* **Source data**
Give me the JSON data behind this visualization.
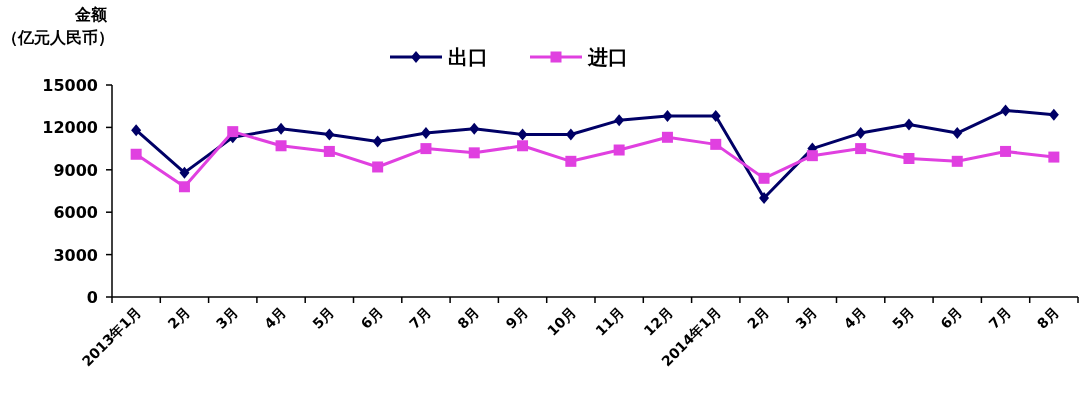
{
  "chart_data": {
    "type": "line",
    "ylabel": "金额（亿元人民币）",
    "categories": [
      "2013年1月",
      "2月",
      "3月",
      "4月",
      "5月",
      "6月",
      "7月",
      "8月",
      "9月",
      "10月",
      "11月",
      "12月",
      "2014年1月",
      "2月",
      "3月",
      "4月",
      "5月",
      "6月",
      "7月",
      "8月"
    ],
    "series": [
      {
        "name": "出口",
        "color": "#000066",
        "marker": "diamond",
        "values": [
          11800,
          8800,
          11300,
          11900,
          11500,
          11000,
          11600,
          11900,
          11500,
          11500,
          12500,
          12800,
          12800,
          7000,
          10500,
          11600,
          12200,
          11600,
          13200,
          12900
        ]
      },
      {
        "name": "进口",
        "color": "#e040e0",
        "marker": "square",
        "values": [
          10100,
          7800,
          11700,
          10700,
          10300,
          9200,
          10500,
          10200,
          10700,
          9600,
          10400,
          11300,
          10800,
          8400,
          10000,
          10500,
          9800,
          9600,
          10300,
          9900
        ]
      }
    ],
    "ylim": [
      0,
      15000
    ],
    "yticks": [
      0,
      3000,
      6000,
      9000,
      12000,
      15000
    ],
    "grid": false,
    "legend": "top",
    "line_style": "solid"
  }
}
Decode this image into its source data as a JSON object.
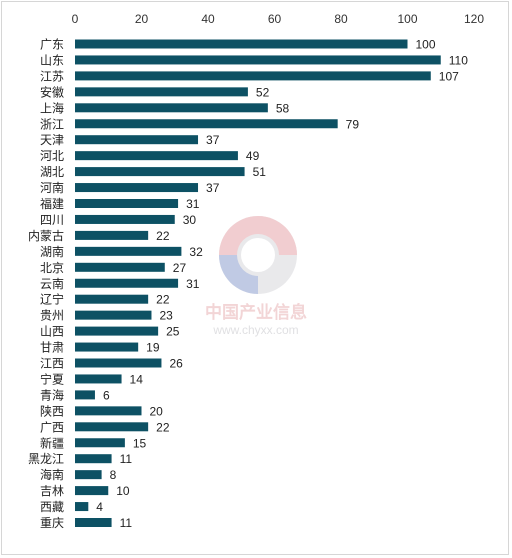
{
  "chart_data": {
    "type": "bar",
    "orientation": "horizontal",
    "categories": [
      "广东",
      "山东",
      "江苏",
      "安徽",
      "上海",
      "浙江",
      "天津",
      "河北",
      "湖北",
      "河南",
      "福建",
      "四川",
      "内蒙古",
      "湖南",
      "北京",
      "云南",
      "辽宁",
      "贵州",
      "山西",
      "甘肃",
      "江西",
      "宁夏",
      "青海",
      "陕西",
      "广西",
      "新疆",
      "黑龙江",
      "海南",
      "吉林",
      "西藏",
      "重庆"
    ],
    "values": [
      100,
      110,
      107,
      52,
      58,
      79,
      37,
      49,
      51,
      37,
      31,
      30,
      22,
      32,
      27,
      31,
      22,
      23,
      25,
      19,
      26,
      14,
      6,
      20,
      22,
      15,
      11,
      8,
      10,
      4,
      11
    ],
    "xlim": [
      0,
      120
    ],
    "xticks": [
      0,
      20,
      40,
      60,
      80,
      100,
      120
    ],
    "x_axis_position": "top",
    "grid": false,
    "legend": "none",
    "bar_color": "#0d5164"
  },
  "watermark": {
    "brand": "中国产业信息",
    "url": "www.chyxx.com"
  }
}
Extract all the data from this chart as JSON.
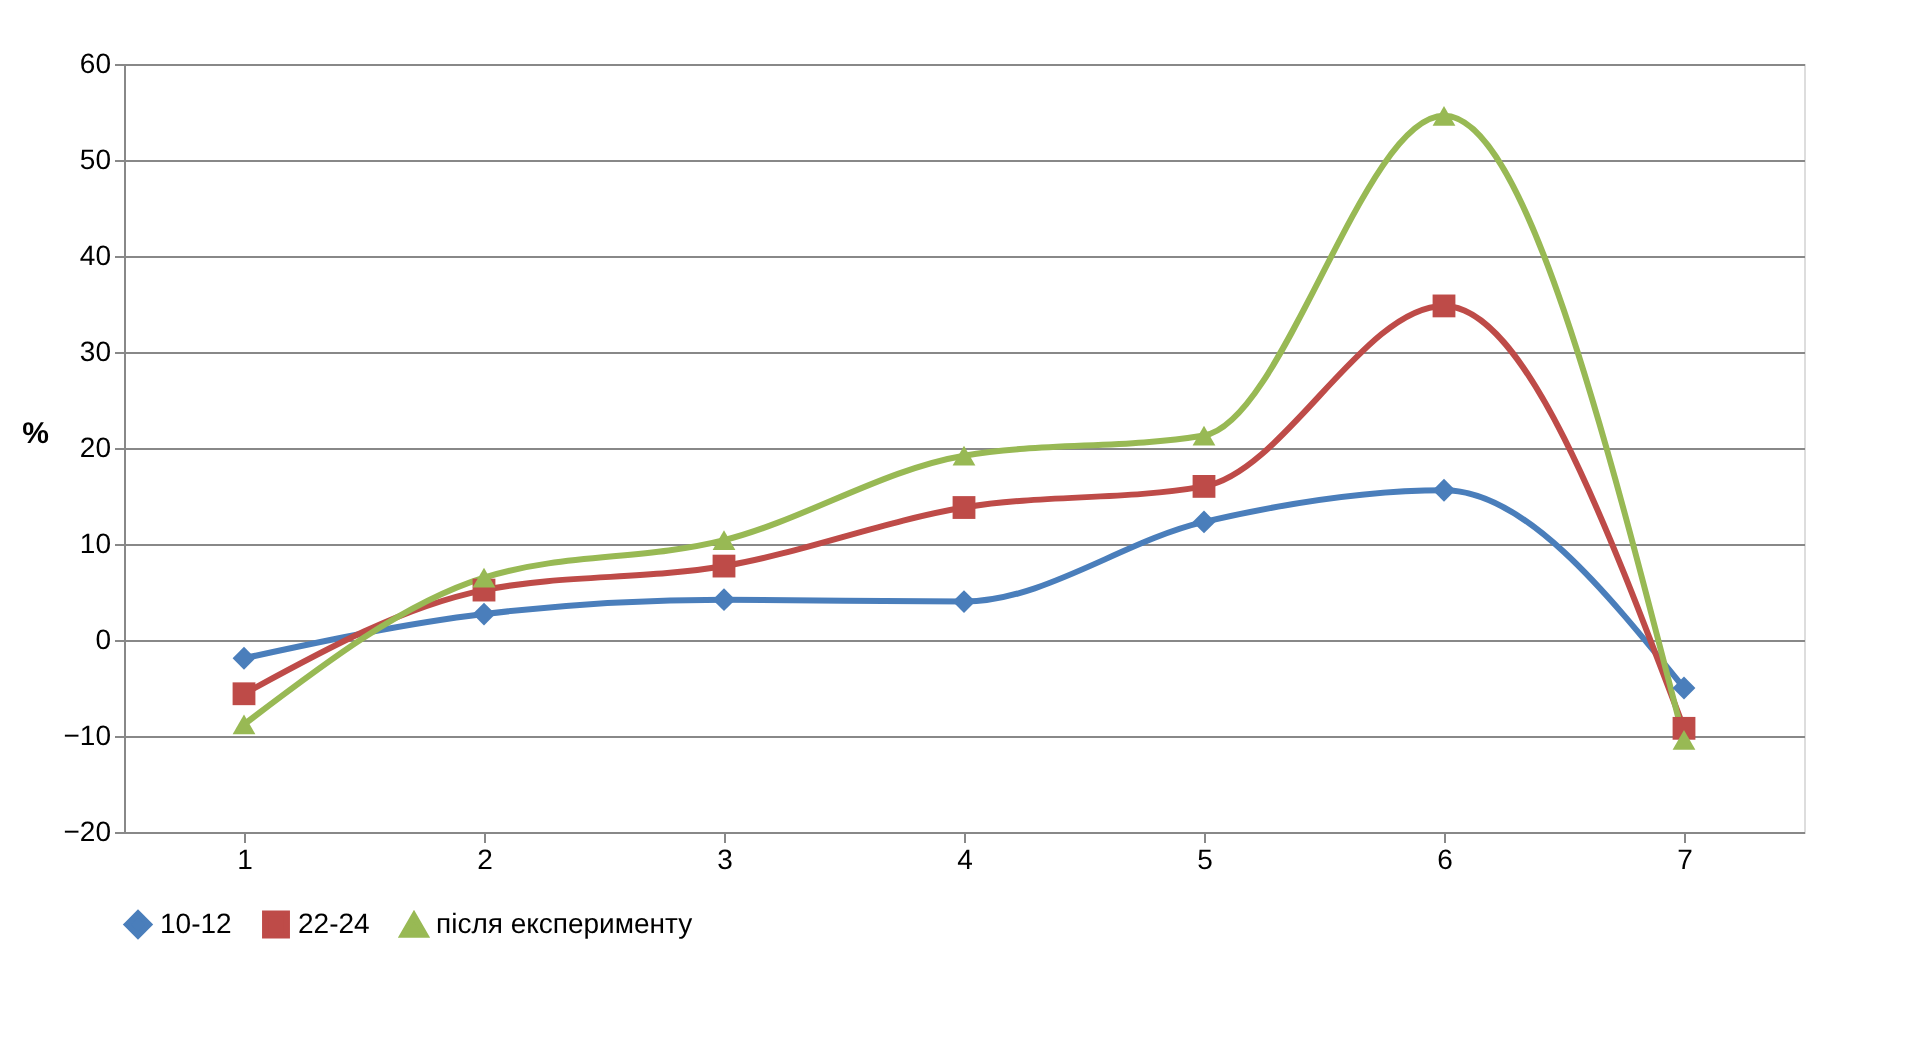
{
  "chart_data": {
    "type": "line",
    "ylabel": "%",
    "categories": [
      "1",
      "2",
      "3",
      "4",
      "5",
      "6",
      "7"
    ],
    "series": [
      {
        "name": "10-12",
        "color": "#4a7ebb",
        "marker": "diamond",
        "values": [
          -1.9,
          2.7,
          4.2,
          4.0,
          12.3,
          15.6,
          -5.0
        ]
      },
      {
        "name": "22-24",
        "color": "#be4b48",
        "marker": "square",
        "values": [
          -5.6,
          5.2,
          7.7,
          13.8,
          16.0,
          34.8,
          -9.2
        ]
      },
      {
        "name": "після експерименту",
        "color": "#98b954",
        "marker": "triangle",
        "values": [
          -8.8,
          6.5,
          10.4,
          19.2,
          21.3,
          54.6,
          -10.4
        ]
      }
    ],
    "ylim": [
      -20,
      60
    ],
    "yticks": [
      -20,
      -10,
      0,
      10,
      20,
      30,
      40,
      50,
      60
    ],
    "grid": "y",
    "legend": "bottom",
    "line_style": "solid"
  }
}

* **What to produce**
Reproduce every entry word for word, but skip any pictures.

* **Completed exercise**
Give me the JSON data behind this visualization.
{
  "chart_data": {
    "type": "line",
    "ylabel": "金额（亿元人民币）",
    "categories": [
      "2013年1月",
      "2月",
      "3月",
      "4月",
      "5月",
      "6月",
      "7月",
      "8月",
      "9月",
      "10月",
      "11月",
      "12月",
      "2014年1月",
      "2月",
      "3月",
      "4月",
      "5月",
      "6月",
      "7月",
      "8月"
    ],
    "series": [
      {
        "name": "出口",
        "color": "#000066",
        "marker": "diamond",
        "values": [
          11800,
          8800,
          11300,
          11900,
          11500,
          11000,
          11600,
          11900,
          11500,
          11500,
          12500,
          12800,
          12800,
          7000,
          10500,
          11600,
          12200,
          11600,
          13200,
          12900
        ]
      },
      {
        "name": "进口",
        "color": "#e040e0",
        "marker": "square",
        "values": [
          10100,
          7800,
          11700,
          10700,
          10300,
          9200,
          10500,
          10200,
          10700,
          9600,
          10400,
          11300,
          10800,
          8400,
          10000,
          10500,
          9800,
          9600,
          10300,
          9900
        ]
      }
    ],
    "ylim": [
      0,
      15000
    ],
    "yticks": [
      0,
      3000,
      6000,
      9000,
      12000,
      15000
    ],
    "grid": false,
    "legend": "top",
    "line_style": "solid"
  }
}
Decode this image into its source data as a JSON object.
{
  "chart_data": {
    "type": "bar",
    "orientation": "horizontal",
    "categories": [
      "广东",
      "山东",
      "江苏",
      "安徽",
      "上海",
      "浙江",
      "天津",
      "河北",
      "湖北",
      "河南",
      "福建",
      "四川",
      "内蒙古",
      "湖南",
      "北京",
      "云南",
      "辽宁",
      "贵州",
      "山西",
      "甘肃",
      "江西",
      "宁夏",
      "青海",
      "陕西",
      "广西",
      "新疆",
      "黑龙江",
      "海南",
      "吉林",
      "西藏",
      "重庆"
    ],
    "values": [
      100,
      110,
      107,
      52,
      58,
      79,
      37,
      49,
      51,
      37,
      31,
      30,
      22,
      32,
      27,
      31,
      22,
      23,
      25,
      19,
      26,
      14,
      6,
      20,
      22,
      15,
      11,
      8,
      10,
      4,
      11
    ],
    "xlim": [
      0,
      120
    ],
    "xticks": [
      0,
      20,
      40,
      60,
      80,
      100,
      120
    ],
    "x_axis_position": "top",
    "grid": false,
    "legend": "none",
    "bar_color": "#0d5164"
  },
  "watermark": {
    "brand": "中国产业信息",
    "url": "www.chyxx.com"
  }
}
Extract all the data from this chart as JSON.
{
  "chart_data": {
    "type": "line",
    "ylabel": "%",
    "categories": [
      "1",
      "2",
      "3",
      "4",
      "5",
      "6",
      "7"
    ],
    "series": [
      {
        "name": "10-12",
        "color": "#4a7ebb",
        "marker": "diamond",
        "values": [
          -1.9,
          2.7,
          4.2,
          4.0,
          12.3,
          15.6,
          -5.0
        ]
      },
      {
        "name": "22-24",
        "color": "#be4b48",
        "marker": "square",
        "values": [
          -5.6,
          5.2,
          7.7,
          13.8,
          16.0,
          34.8,
          -9.2
        ]
      },
      {
        "name": "після експерименту",
        "color": "#98b954",
        "marker": "triangle",
        "values": [
          -8.8,
          6.5,
          10.4,
          19.2,
          21.3,
          54.6,
          -10.4
        ]
      }
    ],
    "ylim": [
      -20,
      60
    ],
    "yticks": [
      -20,
      -10,
      0,
      10,
      20,
      30,
      40,
      50,
      60
    ],
    "grid": "y",
    "legend": "bottom",
    "line_style": "solid"
  }
}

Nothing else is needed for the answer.